> _RECORDS SHOWN_:
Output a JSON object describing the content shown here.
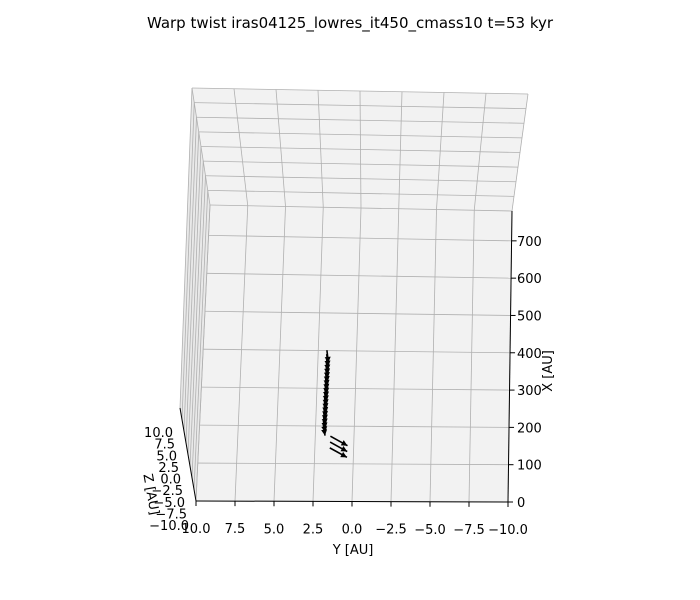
{
  "chart_data": {
    "type": "line",
    "title": "Warp twist iras04125_lowres_it450_cmass10 t=53 kyr",
    "projection": "3d",
    "grid": true,
    "axes": {
      "x": {
        "label": "X [AU]",
        "ticks": [
          "0",
          "100",
          "200",
          "300",
          "400",
          "500",
          "600",
          "700"
        ],
        "range": [
          0,
          780
        ]
      },
      "y": {
        "label": "Y [AU]",
        "ticks": [
          "10.0",
          "7.5",
          "5.0",
          "2.5",
          "0.0",
          "−2.5",
          "−5.0",
          "−7.5",
          "−10.0"
        ],
        "range": [
          10,
          -10
        ]
      },
      "z": {
        "label": "Z [AU]",
        "ticks": [
          "10.0",
          "7.5",
          "5.0",
          "2.5",
          "0.0",
          "−2.5",
          "−5.0",
          "−7.5",
          "−10.0"
        ],
        "range": [
          -10,
          10
        ]
      }
    },
    "series": [
      {
        "marker": "arrow",
        "color": "#000000",
        "vectors": [
          {
            "x": 280,
            "y": 1.5,
            "z": 1.0,
            "dy": 0,
            "dz": 2.5
          },
          {
            "x": 270,
            "y": 1.5,
            "z": 1.0,
            "dy": 0,
            "dz": 2.5
          },
          {
            "x": 260,
            "y": 1.5,
            "z": 1.0,
            "dy": 0,
            "dz": 2.5
          },
          {
            "x": 250,
            "y": 1.5,
            "z": 1.0,
            "dy": 0,
            "dz": 2.5
          },
          {
            "x": 240,
            "y": 1.5,
            "z": 1.0,
            "dy": 0,
            "dz": 2.5
          },
          {
            "x": 230,
            "y": 1.5,
            "z": 1.0,
            "dy": 0,
            "dz": 2.5
          },
          {
            "x": 220,
            "y": 1.5,
            "z": 1.0,
            "dy": 0,
            "dz": 2.5
          },
          {
            "x": 210,
            "y": 1.5,
            "z": 1.0,
            "dy": 0,
            "dz": 2.5
          },
          {
            "x": 200,
            "y": 1.5,
            "z": 1.0,
            "dy": 0,
            "dz": 2.5
          },
          {
            "x": 190,
            "y": 1.5,
            "z": 1.0,
            "dy": 0,
            "dz": 2.5
          },
          {
            "x": 180,
            "y": 1.5,
            "z": 1.0,
            "dy": 0,
            "dz": 2.5
          },
          {
            "x": 170,
            "y": 1.5,
            "z": 1.0,
            "dy": 0,
            "dz": 2.5
          },
          {
            "x": 160,
            "y": 1.5,
            "z": 1.0,
            "dy": 0,
            "dz": 2.5
          },
          {
            "x": 150,
            "y": 1.5,
            "z": 1.0,
            "dy": 0,
            "dz": 2.5
          },
          {
            "x": 140,
            "y": 1.5,
            "z": 1.0,
            "dy": 0,
            "dz": 2.5
          },
          {
            "x": 130,
            "y": 1.5,
            "z": 1.0,
            "dy": 0,
            "dz": 2.5
          },
          {
            "x": 120,
            "y": 1.5,
            "z": 1.0,
            "dy": 0,
            "dz": 2.5
          },
          {
            "x": 110,
            "y": 1.5,
            "z": 1.0,
            "dy": 0,
            "dz": 2.5
          },
          {
            "x": 100,
            "y": 1.5,
            "z": 1.0,
            "dy": 0,
            "dz": 2.5
          },
          {
            "x": 92,
            "y": 1.5,
            "z": 1.0,
            "dy": 0,
            "dz": 2.5
          },
          {
            "x": 60,
            "y": 1.0,
            "z": 1.0,
            "dy": 1.0,
            "dz": 2.0
          },
          {
            "x": 45,
            "y": 1.0,
            "z": 1.0,
            "dy": 1.0,
            "dz": 2.0
          },
          {
            "x": 30,
            "y": 1.0,
            "z": 1.0,
            "dy": 1.0,
            "dz": 2.0
          }
        ]
      }
    ]
  }
}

> _STATED TASK_:
Quote the records in full and exactly; skip any image.

> _REPLY_:
Output a JSON object describing the content shown here.
{
  "chart_data": {
    "type": "line",
    "title": "Warp twist iras04125_lowres_it450_cmass10 t=53 kyr",
    "projection": "3d",
    "grid": true,
    "axes": {
      "x": {
        "label": "X [AU]",
        "ticks": [
          "0",
          "100",
          "200",
          "300",
          "400",
          "500",
          "600",
          "700"
        ],
        "range": [
          0,
          780
        ]
      },
      "y": {
        "label": "Y [AU]",
        "ticks": [
          "10.0",
          "7.5",
          "5.0",
          "2.5",
          "0.0",
          "−2.5",
          "−5.0",
          "−7.5",
          "−10.0"
        ],
        "range": [
          10,
          -10
        ]
      },
      "z": {
        "label": "Z [AU]",
        "ticks": [
          "10.0",
          "7.5",
          "5.0",
          "2.5",
          "0.0",
          "−2.5",
          "−5.0",
          "−7.5",
          "−10.0"
        ],
        "range": [
          -10,
          10
        ]
      }
    },
    "series": [
      {
        "marker": "arrow",
        "color": "#000000",
        "vectors": [
          {
            "x": 280,
            "y": 1.5,
            "z": 1.0,
            "dy": 0,
            "dz": 2.5
          },
          {
            "x": 270,
            "y": 1.5,
            "z": 1.0,
            "dy": 0,
            "dz": 2.5
          },
          {
            "x": 260,
            "y": 1.5,
            "z": 1.0,
            "dy": 0,
            "dz": 2.5
          },
          {
            "x": 250,
            "y": 1.5,
            "z": 1.0,
            "dy": 0,
            "dz": 2.5
          },
          {
            "x": 240,
            "y": 1.5,
            "z": 1.0,
            "dy": 0,
            "dz": 2.5
          },
          {
            "x": 230,
            "y": 1.5,
            "z": 1.0,
            "dy": 0,
            "dz": 2.5
          },
          {
            "x": 220,
            "y": 1.5,
            "z": 1.0,
            "dy": 0,
            "dz": 2.5
          },
          {
            "x": 210,
            "y": 1.5,
            "z": 1.0,
            "dy": 0,
            "dz": 2.5
          },
          {
            "x": 200,
            "y": 1.5,
            "z": 1.0,
            "dy": 0,
            "dz": 2.5
          },
          {
            "x": 190,
            "y": 1.5,
            "z": 1.0,
            "dy": 0,
            "dz": 2.5
          },
          {
            "x": 180,
            "y": 1.5,
            "z": 1.0,
            "dy": 0,
            "dz": 2.5
          },
          {
            "x": 170,
            "y": 1.5,
            "z": 1.0,
            "dy": 0,
            "dz": 2.5
          },
          {
            "x": 160,
            "y": 1.5,
            "z": 1.0,
            "dy": 0,
            "dz": 2.5
          },
          {
            "x": 150,
            "y": 1.5,
            "z": 1.0,
            "dy": 0,
            "dz": 2.5
          },
          {
            "x": 140,
            "y": 1.5,
            "z": 1.0,
            "dy": 0,
            "dz": 2.5
          },
          {
            "x": 130,
            "y": 1.5,
            "z": 1.0,
            "dy": 0,
            "dz": 2.5
          },
          {
            "x": 120,
            "y": 1.5,
            "z": 1.0,
            "dy": 0,
            "dz": 2.5
          },
          {
            "x": 110,
            "y": 1.5,
            "z": 1.0,
            "dy": 0,
            "dz": 2.5
          },
          {
            "x": 100,
            "y": 1.5,
            "z": 1.0,
            "dy": 0,
            "dz": 2.5
          },
          {
            "x": 92,
            "y": 1.5,
            "z": 1.0,
            "dy": 0,
            "dz": 2.5
          },
          {
            "x": 60,
            "y": 1.0,
            "z": 1.0,
            "dy": 1.0,
            "dz": 2.0
          },
          {
            "x": 45,
            "y": 1.0,
            "z": 1.0,
            "dy": 1.0,
            "dz": 2.0
          },
          {
            "x": 30,
            "y": 1.0,
            "z": 1.0,
            "dy": 1.0,
            "dz": 2.0
          }
        ]
      }
    ]
  }
}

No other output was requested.